Exercise instructions: Output the full listing below exactly, without the pictures.

[Records from a collection of figures]
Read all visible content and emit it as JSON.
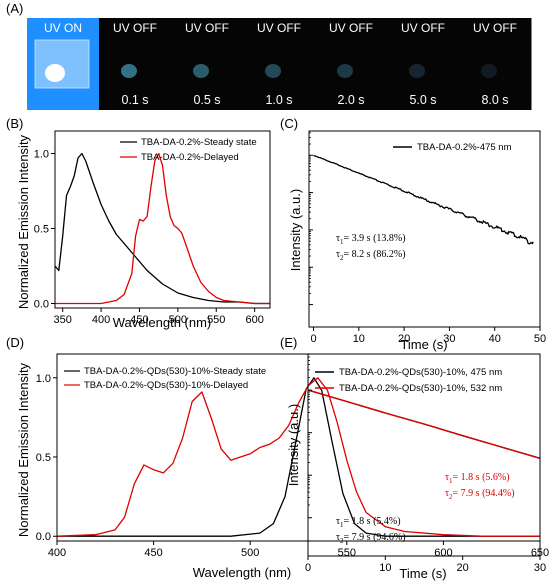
{
  "panel_a": {
    "label": "(A)",
    "frames": [
      {
        "state": "UV ON",
        "time": "",
        "glow": 1.0
      },
      {
        "state": "UV OFF",
        "time": "0.1 s",
        "glow": 0.62
      },
      {
        "state": "UV OFF",
        "time": "0.5 s",
        "glow": 0.48
      },
      {
        "state": "UV OFF",
        "time": "1.0 s",
        "glow": 0.36
      },
      {
        "state": "UV OFF",
        "time": "2.0 s",
        "glow": 0.26
      },
      {
        "state": "UV OFF",
        "time": "5.0 s",
        "glow": 0.14
      },
      {
        "state": "UV OFF",
        "time": "8.0 s",
        "glow": 0.07
      }
    ]
  },
  "chart_data": [
    {
      "panel": "(B)",
      "type": "line",
      "xlabel": "Wavelength (nm)",
      "ylabel": "Normalized Emission Intensity",
      "xlim": [
        340,
        620
      ],
      "ylim": [
        -0.03,
        1.15
      ],
      "xticks": [
        350,
        400,
        450,
        500,
        550,
        600
      ],
      "yticks": [
        0.0,
        0.5,
        1.0
      ],
      "legend_position": "top-right",
      "series": [
        {
          "name": "TBA-DA-0.2%-Steady state",
          "color": "#000000",
          "x": [
            340,
            345,
            350,
            355,
            360,
            365,
            370,
            375,
            380,
            390,
            400,
            410,
            420,
            440,
            460,
            480,
            500,
            520,
            540,
            560,
            580,
            600,
            620
          ],
          "y": [
            0.25,
            0.22,
            0.45,
            0.72,
            0.78,
            0.85,
            0.97,
            1.0,
            0.95,
            0.8,
            0.66,
            0.55,
            0.46,
            0.34,
            0.22,
            0.13,
            0.07,
            0.04,
            0.02,
            0.01,
            0.01,
            0.0,
            0.0
          ]
        },
        {
          "name": "TBA-DA-0.2%-Delayed",
          "color": "#e00000",
          "x": [
            340,
            400,
            420,
            430,
            440,
            445,
            450,
            455,
            460,
            465,
            470,
            475,
            480,
            485,
            490,
            495,
            500,
            505,
            510,
            520,
            530,
            540,
            550,
            560,
            580,
            600,
            620
          ],
          "y": [
            0.0,
            0.0,
            0.02,
            0.06,
            0.2,
            0.45,
            0.56,
            0.55,
            0.58,
            0.78,
            0.95,
            1.0,
            0.92,
            0.72,
            0.58,
            0.52,
            0.5,
            0.47,
            0.4,
            0.25,
            0.14,
            0.08,
            0.04,
            0.02,
            0.01,
            0.0,
            0.0
          ]
        }
      ]
    },
    {
      "panel": "(C)",
      "type": "line",
      "xlabel": "Time (s)",
      "ylabel": "Intensity (a.u.)",
      "xlim": [
        -1,
        50
      ],
      "log_y": true,
      "xticks": [
        0,
        10,
        20,
        30,
        40,
        50
      ],
      "legend_position": "top-right",
      "series": [
        {
          "name": "TBA-DA-0.2%-475 nm",
          "color": "#000000",
          "x": [
            0,
            5,
            10,
            15,
            20,
            25,
            30,
            35,
            40,
            45,
            48.5
          ],
          "y": [
            1.0,
            0.58,
            0.33,
            0.19,
            0.11,
            0.062,
            0.036,
            0.021,
            0.012,
            0.0069,
            0.0045
          ]
        }
      ],
      "annotations": [
        {
          "sym": "τ",
          "sub": "1",
          "text": "= 3.9 s (13.8%)",
          "color": "#000000"
        },
        {
          "sym": "τ",
          "sub": "2",
          "text": "= 8.2 s (86.2%)",
          "color": "#000000"
        }
      ]
    },
    {
      "panel": "(D)",
      "type": "line",
      "xlabel": "Wavelength (nm)",
      "ylabel": "Normalized Emission Intensity",
      "xlim": [
        400,
        650
      ],
      "ylim": [
        -0.03,
        1.15
      ],
      "xticks": [
        400,
        450,
        500,
        550,
        600,
        650
      ],
      "yticks": [
        0.0,
        0.5,
        1.0
      ],
      "legend_position": "top-right",
      "series": [
        {
          "name": "TBA-DA-0.2%-QDs(530)-10%-Steady state",
          "color": "#000000",
          "x": [
            400,
            490,
            505,
            512,
            518,
            524,
            529,
            533,
            537,
            542,
            548,
            554,
            560,
            570,
            590,
            650
          ],
          "y": [
            0.0,
            0.0,
            0.02,
            0.08,
            0.25,
            0.62,
            0.93,
            1.0,
            0.92,
            0.62,
            0.27,
            0.08,
            0.02,
            0.0,
            0.0,
            0.0
          ]
        },
        {
          "name": "TBA-DA-0.2%-QDs(530)-10%-Delayed",
          "color": "#e00000",
          "x": [
            400,
            420,
            430,
            435,
            440,
            445,
            450,
            455,
            460,
            465,
            470,
            475,
            480,
            485,
            490,
            495,
            500,
            505,
            510,
            515,
            520,
            525,
            530,
            535,
            540,
            545,
            550,
            555,
            560,
            570,
            580,
            600,
            620,
            650
          ],
          "y": [
            0.0,
            0.01,
            0.04,
            0.12,
            0.33,
            0.45,
            0.42,
            0.4,
            0.46,
            0.62,
            0.85,
            0.91,
            0.74,
            0.55,
            0.48,
            0.5,
            0.52,
            0.56,
            0.58,
            0.62,
            0.7,
            0.84,
            0.95,
            1.0,
            0.92,
            0.72,
            0.48,
            0.28,
            0.15,
            0.06,
            0.03,
            0.01,
            0.0,
            0.0
          ]
        }
      ]
    },
    {
      "panel": "(E)",
      "type": "line",
      "xlabel": "Time (s)",
      "ylabel": "Intensity (a.u.)",
      "xlim": [
        0,
        30
      ],
      "log_y": true,
      "xticks": [
        0,
        10,
        20,
        30
      ],
      "legend_position": "top-right",
      "series": [
        {
          "name": "TBA-DA-0.2%-QDs(530)-10%, 475 nm",
          "color": "#000000",
          "x": [
            0,
            5,
            10,
            15,
            20,
            25,
            30
          ],
          "y": [
            1.0,
            0.54,
            0.29,
            0.16,
            0.085,
            0.046,
            0.025
          ]
        },
        {
          "name": "TBA-DA-0.2%-QDs(530)-10%, 532 nm",
          "color": "#e00000",
          "x": [
            0,
            5,
            10,
            15,
            20,
            25,
            30
          ],
          "y": [
            1.0,
            0.54,
            0.29,
            0.16,
            0.085,
            0.046,
            0.025
          ]
        }
      ],
      "annotations": [
        {
          "sym": "τ",
          "sub": "1",
          "text": "= 1.8 s (5.6%)",
          "color": "#e00000"
        },
        {
          "sym": "τ",
          "sub": "2",
          "text": "= 7.9 s (94.4%)",
          "color": "#e00000"
        },
        {
          "sym": "τ",
          "sub": "1",
          "text": "= 1.8 s (5.4%)",
          "color": "#000000"
        },
        {
          "sym": "τ",
          "sub": "2",
          "text": "= 7.9 s (94.6%)",
          "color": "#000000"
        }
      ]
    }
  ]
}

The solution:
Read all visible content and emit it as JSON.
{
  "panel_a": {
    "label": "(A)",
    "frames": [
      {
        "state": "UV ON",
        "time": "",
        "glow": 1.0
      },
      {
        "state": "UV OFF",
        "time": "0.1 s",
        "glow": 0.62
      },
      {
        "state": "UV OFF",
        "time": "0.5 s",
        "glow": 0.48
      },
      {
        "state": "UV OFF",
        "time": "1.0 s",
        "glow": 0.36
      },
      {
        "state": "UV OFF",
        "time": "2.0 s",
        "glow": 0.26
      },
      {
        "state": "UV OFF",
        "time": "5.0 s",
        "glow": 0.14
      },
      {
        "state": "UV OFF",
        "time": "8.0 s",
        "glow": 0.07
      }
    ]
  },
  "chart_data": [
    {
      "panel": "(B)",
      "type": "line",
      "xlabel": "Wavelength (nm)",
      "ylabel": "Normalized Emission Intensity",
      "xlim": [
        340,
        620
      ],
      "ylim": [
        -0.03,
        1.15
      ],
      "xticks": [
        350,
        400,
        450,
        500,
        550,
        600
      ],
      "yticks": [
        0.0,
        0.5,
        1.0
      ],
      "legend_position": "top-right",
      "series": [
        {
          "name": "TBA-DA-0.2%-Steady state",
          "color": "#000000",
          "x": [
            340,
            345,
            350,
            355,
            360,
            365,
            370,
            375,
            380,
            390,
            400,
            410,
            420,
            440,
            460,
            480,
            500,
            520,
            540,
            560,
            580,
            600,
            620
          ],
          "y": [
            0.25,
            0.22,
            0.45,
            0.72,
            0.78,
            0.85,
            0.97,
            1.0,
            0.95,
            0.8,
            0.66,
            0.55,
            0.46,
            0.34,
            0.22,
            0.13,
            0.07,
            0.04,
            0.02,
            0.01,
            0.01,
            0.0,
            0.0
          ]
        },
        {
          "name": "TBA-DA-0.2%-Delayed",
          "color": "#e00000",
          "x": [
            340,
            400,
            420,
            430,
            440,
            445,
            450,
            455,
            460,
            465,
            470,
            475,
            480,
            485,
            490,
            495,
            500,
            505,
            510,
            520,
            530,
            540,
            550,
            560,
            580,
            600,
            620
          ],
          "y": [
            0.0,
            0.0,
            0.02,
            0.06,
            0.2,
            0.45,
            0.56,
            0.55,
            0.58,
            0.78,
            0.95,
            1.0,
            0.92,
            0.72,
            0.58,
            0.52,
            0.5,
            0.47,
            0.4,
            0.25,
            0.14,
            0.08,
            0.04,
            0.02,
            0.01,
            0.0,
            0.0
          ]
        }
      ]
    },
    {
      "panel": "(C)",
      "type": "line",
      "xlabel": "Time (s)",
      "ylabel": "Intensity (a.u.)",
      "xlim": [
        -1,
        50
      ],
      "log_y": true,
      "xticks": [
        0,
        10,
        20,
        30,
        40,
        50
      ],
      "legend_position": "top-right",
      "series": [
        {
          "name": "TBA-DA-0.2%-475 nm",
          "color": "#000000",
          "x": [
            0,
            5,
            10,
            15,
            20,
            25,
            30,
            35,
            40,
            45,
            48.5
          ],
          "y": [
            1.0,
            0.58,
            0.33,
            0.19,
            0.11,
            0.062,
            0.036,
            0.021,
            0.012,
            0.0069,
            0.0045
          ]
        }
      ],
      "annotations": [
        {
          "sym": "τ",
          "sub": "1",
          "text": "= 3.9 s (13.8%)",
          "color": "#000000"
        },
        {
          "sym": "τ",
          "sub": "2",
          "text": "= 8.2 s (86.2%)",
          "color": "#000000"
        }
      ]
    },
    {
      "panel": "(D)",
      "type": "line",
      "xlabel": "Wavelength (nm)",
      "ylabel": "Normalized Emission Intensity",
      "xlim": [
        400,
        650
      ],
      "ylim": [
        -0.03,
        1.15
      ],
      "xticks": [
        400,
        450,
        500,
        550,
        600,
        650
      ],
      "yticks": [
        0.0,
        0.5,
        1.0
      ],
      "legend_position": "top-right",
      "series": [
        {
          "name": "TBA-DA-0.2%-QDs(530)-10%-Steady state",
          "color": "#000000",
          "x": [
            400,
            490,
            505,
            512,
            518,
            524,
            529,
            533,
            537,
            542,
            548,
            554,
            560,
            570,
            590,
            650
          ],
          "y": [
            0.0,
            0.0,
            0.02,
            0.08,
            0.25,
            0.62,
            0.93,
            1.0,
            0.92,
            0.62,
            0.27,
            0.08,
            0.02,
            0.0,
            0.0,
            0.0
          ]
        },
        {
          "name": "TBA-DA-0.2%-QDs(530)-10%-Delayed",
          "color": "#e00000",
          "x": [
            400,
            420,
            430,
            435,
            440,
            445,
            450,
            455,
            460,
            465,
            470,
            475,
            480,
            485,
            490,
            495,
            500,
            505,
            510,
            515,
            520,
            525,
            530,
            535,
            540,
            545,
            550,
            555,
            560,
            570,
            580,
            600,
            620,
            650
          ],
          "y": [
            0.0,
            0.01,
            0.04,
            0.12,
            0.33,
            0.45,
            0.42,
            0.4,
            0.46,
            0.62,
            0.85,
            0.91,
            0.74,
            0.55,
            0.48,
            0.5,
            0.52,
            0.56,
            0.58,
            0.62,
            0.7,
            0.84,
            0.95,
            1.0,
            0.92,
            0.72,
            0.48,
            0.28,
            0.15,
            0.06,
            0.03,
            0.01,
            0.0,
            0.0
          ]
        }
      ]
    },
    {
      "panel": "(E)",
      "type": "line",
      "xlabel": "Time (s)",
      "ylabel": "Intensity (a.u.)",
      "xlim": [
        0,
        30
      ],
      "log_y": true,
      "xticks": [
        0,
        10,
        20,
        30
      ],
      "legend_position": "top-right",
      "series": [
        {
          "name": "TBA-DA-0.2%-QDs(530)-10%, 475 nm",
          "color": "#000000",
          "x": [
            0,
            5,
            10,
            15,
            20,
            25,
            30
          ],
          "y": [
            1.0,
            0.54,
            0.29,
            0.16,
            0.085,
            0.046,
            0.025
          ]
        },
        {
          "name": "TBA-DA-0.2%-QDs(530)-10%, 532 nm",
          "color": "#e00000",
          "x": [
            0,
            5,
            10,
            15,
            20,
            25,
            30
          ],
          "y": [
            1.0,
            0.54,
            0.29,
            0.16,
            0.085,
            0.046,
            0.025
          ]
        }
      ],
      "annotations": [
        {
          "sym": "τ",
          "sub": "1",
          "text": "= 1.8 s (5.6%)",
          "color": "#e00000"
        },
        {
          "sym": "τ",
          "sub": "2",
          "text": "= 7.9 s (94.4%)",
          "color": "#e00000"
        },
        {
          "sym": "τ",
          "sub": "1",
          "text": "= 1.8 s (5.4%)",
          "color": "#000000"
        },
        {
          "sym": "τ",
          "sub": "2",
          "text": "= 7.9 s (94.6%)",
          "color": "#000000"
        }
      ]
    }
  ]
}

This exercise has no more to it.